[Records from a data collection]
┄┄┄┄┄┄┄┄┄┄

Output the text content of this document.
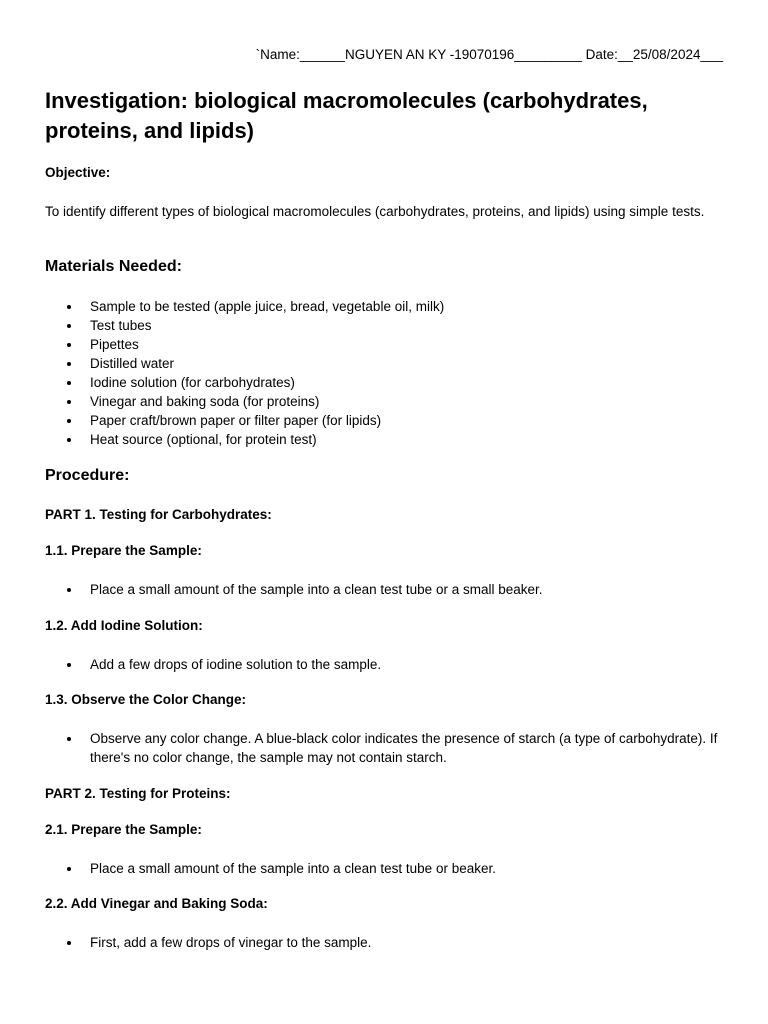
`Name:______NGUYEN AN KY -19070196_________ Date:__25/08/2024___
Investigation: biological macromolecules (carbohydrates, proteins, and lipids)
Objective:

To identify different types of biological macromolecules (carbohydrates, proteins, and lipids) using simple tests.

Materials Needed:
Sample to be tested (apple juice, bread, vegetable oil, milk)
Test tubes
Pipettes
Distilled water
Iodine solution (for carbohydrates)
Vinegar and baking soda (for proteins)
Paper craft/brown paper or filter paper (for lipids)
Heat source (optional, for protein test)
Procedure:
PART 1. Testing for Carbohydrates:
1.1. Prepare the Sample:
Place a small amount of the sample into a clean test tube or a small beaker.
1.2. Add Iodine Solution:
Add a few drops of iodine solution to the sample.
1.3. Observe the Color Change:
Observe any color change. A blue-black color indicates the presence of starch (a type of carbohydrate). If there's no color change, the sample may not contain starch.
PART 2. Testing for Proteins:
2.1. Prepare the Sample:
Place a small amount of the sample into a clean test tube or beaker.
2.2. Add Vinegar and Baking Soda:
First, add a few drops of vinegar to the sample.
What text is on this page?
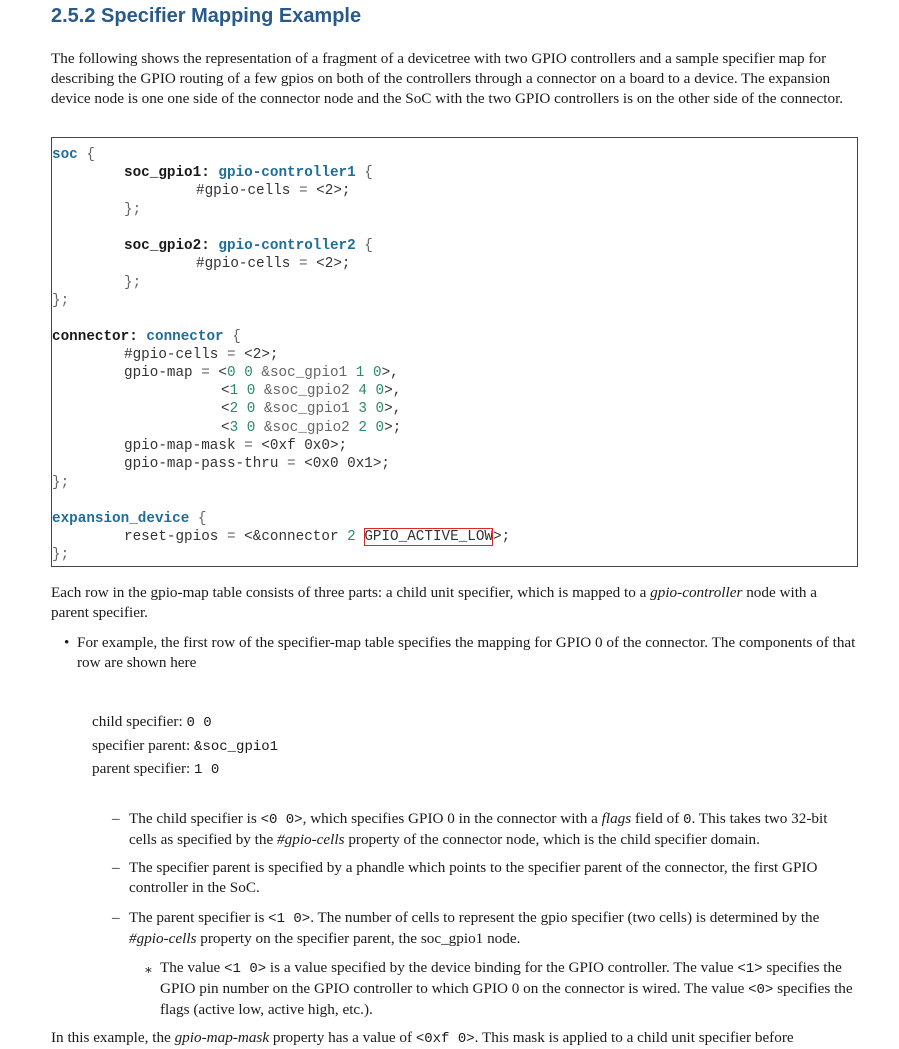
2.5.2 Specifier Mapping Example

The following shows the representation of a fragment of a devicetree with two GPIO controllers and a sample specifier map for describing the GPIO routing of a few gpios on both of the controllers through a connector on a board to a device. The expansion device node is one one side of the connector node and the SoC with the two GPIO controllers is on the other side of the connector.

soc {
soc_gpio1: gpio-controller1 {
#gpio-cells = <2>;
};
soc_gpio2: gpio-controller2 {
#gpio-cells = <2>;
};
};
connector: connector {
#gpio-cells = <2>;
gpio-map = <0 0 &soc_gpio1 1 0>,
<1 0 &soc_gpio2 4 0>,
<2 0 &soc_gpio1 3 0>,
<3 0 &soc_gpio2 2 0>;
gpio-map-mask = <0xf 0x0>;
gpio-map-pass-thru = <0x0 0x1>;
};
expansion_device {
reset-gpios = <&connector 2 GPIO_ACTIVE_LOW>;
};

Each row in the gpio-map table consists of three parts: a child unit specifier, which is mapped to a gpio-controller node with a parent specifier.

• For example, the first row of the specifier-map table specifies the mapping for GPIO 0 of the connector. The components of that row are shown here
child specifier: 0 0
specifier parent: &soc_gpio1
parent specifier: 1 0
– The child specifier is <0 0>, which specifies GPIO 0 in the connector with a flags field of 0. This takes two 32-bit cells as specified by the #gpio-cells property of the connector node, which is the child specifier domain.
– The specifier parent is specified by a phandle which points to the specifier parent of the connector, the first GPIO controller in the SoC.
– The parent specifier is <1 0>. The number of cells to represent the gpio specifier (two cells) is determined by the #gpio-cells property on the specifier parent, the soc_gpio1 node.
∗ The value <1 0> is a value specified by the device binding for the GPIO controller. The value <1> specifies the GPIO pin number on the GPIO controller to which GPIO 0 on the connector is wired. The value <0> specifies the flags (active low, active high, etc.).

In this example, the gpio-map-mask property has a value of <0xf 0>. This mask is applied to a child unit specifier before
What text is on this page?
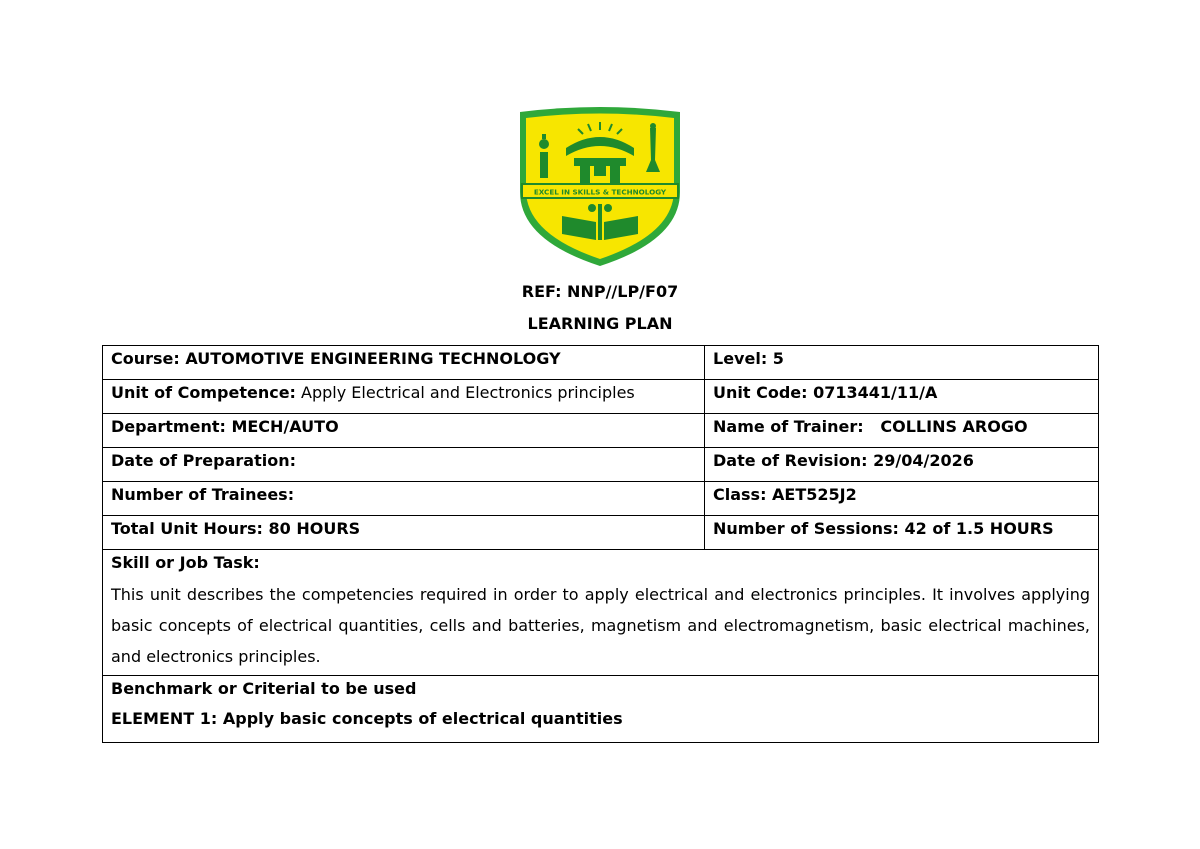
EXCEL IN SKILLS & TECHNOLOGY
REF: NNP//LP/F07
LEARNING PLAN
Course: AUTOMOTIVE ENGINEERING TECHNOLOGY	Level: 5
Unit of Competence: Apply Electrical and Electronics principles	Unit Code: 0713441/11/A
Department: MECH/AUTO	Name of Trainer:   COLLINS AROGO
Date of Preparation:	Date of Revision: 29/04/2026
Number of Trainees:	Class: AET525J2
Total Unit Hours: 80 HOURS	Number of Sessions: 42 of 1.5 HOURS

Skill or Job Task:
This unit describes the competencies required in order to apply electrical and electronics principles. It involves applying basic concepts of electrical quantities, cells and batteries, magnetism and electromagnetism, basic electrical machines, and electronics principles.	

Benchmark or Criterial to be used
ELEMENT 1: Apply basic concepts of electrical quantities	
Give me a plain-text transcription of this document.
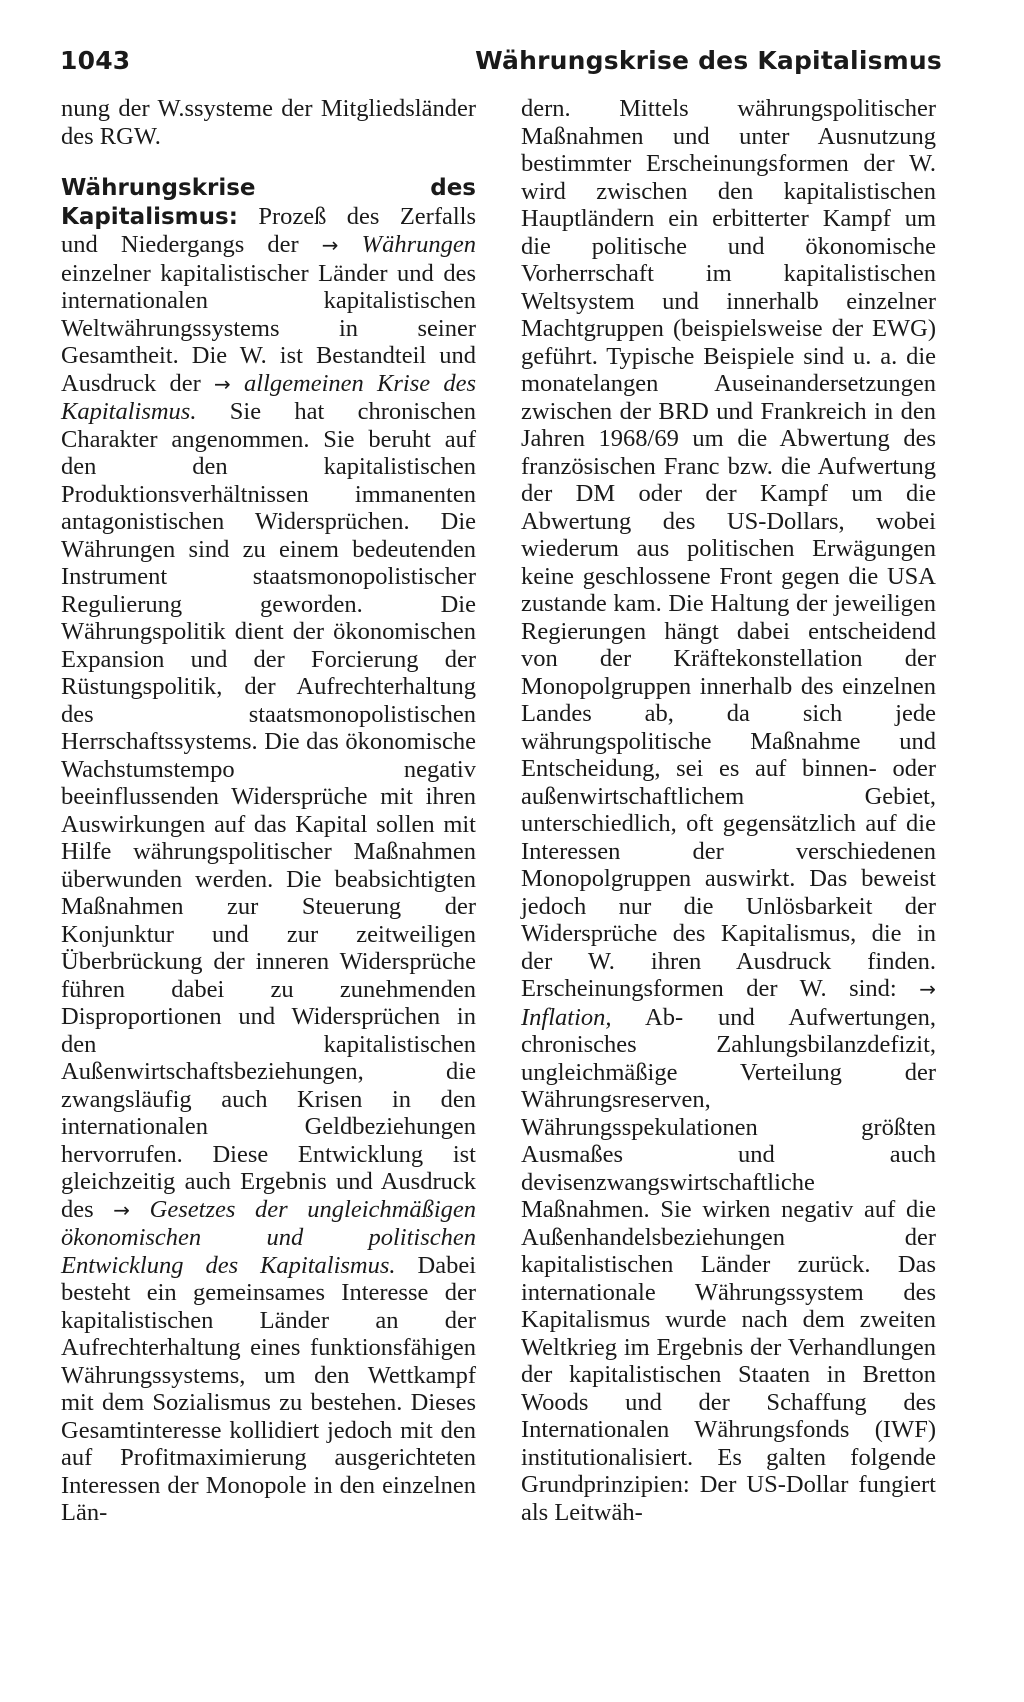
1043	Währungskrise des Kapitalismus

nung der W.ssysteme der Mitgliedsländer des RGW.

Währungskrise des Kapitalismus: Prozeß des Zerfalls und Niedergangs der → Währungen einzelner kapitalistischer Länder und des internationalen kapitalistischen Weltwährungssystems in seiner Gesamtheit. Die W. ist Bestandteil und Ausdruck der → allgemeinen Krise des Kapitalismus. Sie hat chronischen Charakter angenommen. Sie beruht auf den den kapitalistischen Produktionsverhältnissen immanenten antagonistischen Widersprüchen. Die Währungen sind zu einem bedeutenden Instrument staatsmonopolistischer Regulierung geworden. Die Währungspolitik dient der ökonomischen Expansion und der Forcierung der Rüstungspolitik, der Aufrechterhaltung des staatsmonopolistischen Herrschaftssystems. Die das ökonomische Wachstumstempo negativ beeinflussenden Widersprüche mit ihren Auswirkungen auf das Kapital sollen mit Hilfe währungspolitischer Maßnahmen überwunden werden. Die beabsichtigten Maßnahmen zur Steuerung der Konjunktur und zur zeitweiligen Überbrückung der inneren Widersprüche führen dabei zu zunehmenden Disproportionen und Widersprüchen in den kapitalistischen Außenwirtschaftsbeziehungen, die zwangsläufig auch Krisen in den internationalen Geldbeziehungen hervorrufen. Diese Entwicklung ist gleichzeitig auch Ergebnis und Ausdruck des → Gesetzes der ungleichmäßigen ökonomischen und politischen Entwicklung des Kapitalismus. Dabei besteht ein gemeinsames Interesse der kapitalistischen Länder an der Aufrechterhaltung eines funktionsfähigen Währungssystems, um den Wettkampf mit dem Sozialismus zu bestehen. Dieses Gesamtinteresse kollidiert jedoch mit den auf Profitmaximierung ausgerichteten Interessen der Monopole in den einzelnen Län-

dern. Mittels währungspolitischer Maßnahmen und unter Ausnutzung bestimmter Erscheinungsformen der W. wird zwischen den kapitalistischen Hauptländern ein erbitterter Kampf um die politische und ökonomische Vorherrschaft im kapitalistischen Weltsystem und innerhalb einzelner Machtgruppen (beispielsweise der EWG) geführt. Typische Beispiele sind u. a. die monatelangen Auseinandersetzungen zwischen der BRD und Frankreich in den Jahren 1968/69 um die Abwertung des französischen Franc bzw. die Aufwertung der DM oder der Kampf um die Abwertung des US-Dollars, wobei wiederum aus politischen Erwägungen keine geschlossene Front gegen die USA zustande kam. Die Haltung der jeweiligen Regierungen hängt dabei entscheidend von der Kräftekonstellation der Monopolgruppen innerhalb des einzelnen Landes ab, da sich jede währungspolitische Maßnahme und Entscheidung, sei es auf binnen- oder außenwirtschaftlichem Gebiet, unterschiedlich, oft gegensätzlich auf die Interessen der verschiedenen Monopolgruppen auswirkt. Das beweist jedoch nur die Unlösbarkeit der Widersprüche des Kapitalismus, die in der W. ihren Ausdruck finden. Erscheinungsformen der W. sind: → Inflation, Ab- und Aufwertungen, chronisches Zahlungsbilanzdefizit, ungleichmäßige Verteilung der Währungsreserven, Währungsspekulationen größten Ausmaßes und auch devisenzwangswirtschaftliche Maßnahmen. Sie wirken negativ auf die Außenhandelsbeziehungen der kapitalistischen Länder zurück. Das internationale Währungssystem des Kapitalismus wurde nach dem zweiten Weltkrieg im Ergebnis der Verhandlungen der kapitalistischen Staaten in Bretton Woods und der Schaffung des Internationalen Währungsfonds (IWF) institutionalisiert. Es galten folgende Grundprinzipien: Der US-Dollar fungiert als Leitwäh-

┄┄┄┄┄┄┄┄┄┄

**WORK INSTRUCTIONS**
Pull each line containing "text" from the records.

**TASK RESPONSE**
Output the text content of this document.
What text is on this page?
What text is on this page?
Give me a plain-text transcription of this document.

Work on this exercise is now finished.